● **Exercise task**
Return each line of the records with nothing changed, pictures excepted.

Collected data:
··········
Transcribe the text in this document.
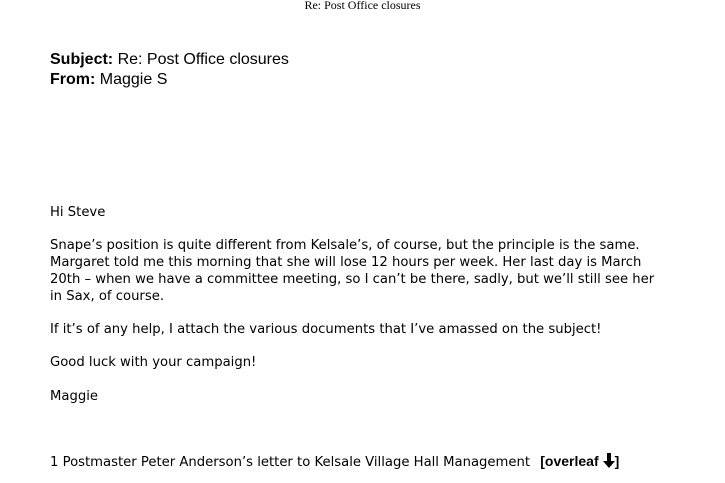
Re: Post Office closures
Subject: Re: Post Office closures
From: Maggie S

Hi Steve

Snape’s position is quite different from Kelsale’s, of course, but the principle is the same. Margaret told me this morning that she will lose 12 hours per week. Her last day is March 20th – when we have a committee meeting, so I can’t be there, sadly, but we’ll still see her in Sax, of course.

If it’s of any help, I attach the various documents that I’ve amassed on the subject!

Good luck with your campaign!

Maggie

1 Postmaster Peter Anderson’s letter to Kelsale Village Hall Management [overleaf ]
··········
● **Task solution**
Transcribe the text in this document.
Re: Post Office closures
Subject: Re: Post Office closures
From: Maggie S

Hi Steve

Snape’s position is quite different from Kelsale’s, of course, but the principle is the same. Margaret told me this morning that she will lose 12 hours per week. Her last day is March 20th – when we have a committee meeting, so I can’t be there, sadly, but we’ll still see her in Sax, of course.

If it’s of any help, I attach the various documents that I’ve amassed on the subject!

Good luck with your campaign!

Maggie

1 Postmaster Peter Anderson’s letter to Kelsale Village Hall Management [overleaf ]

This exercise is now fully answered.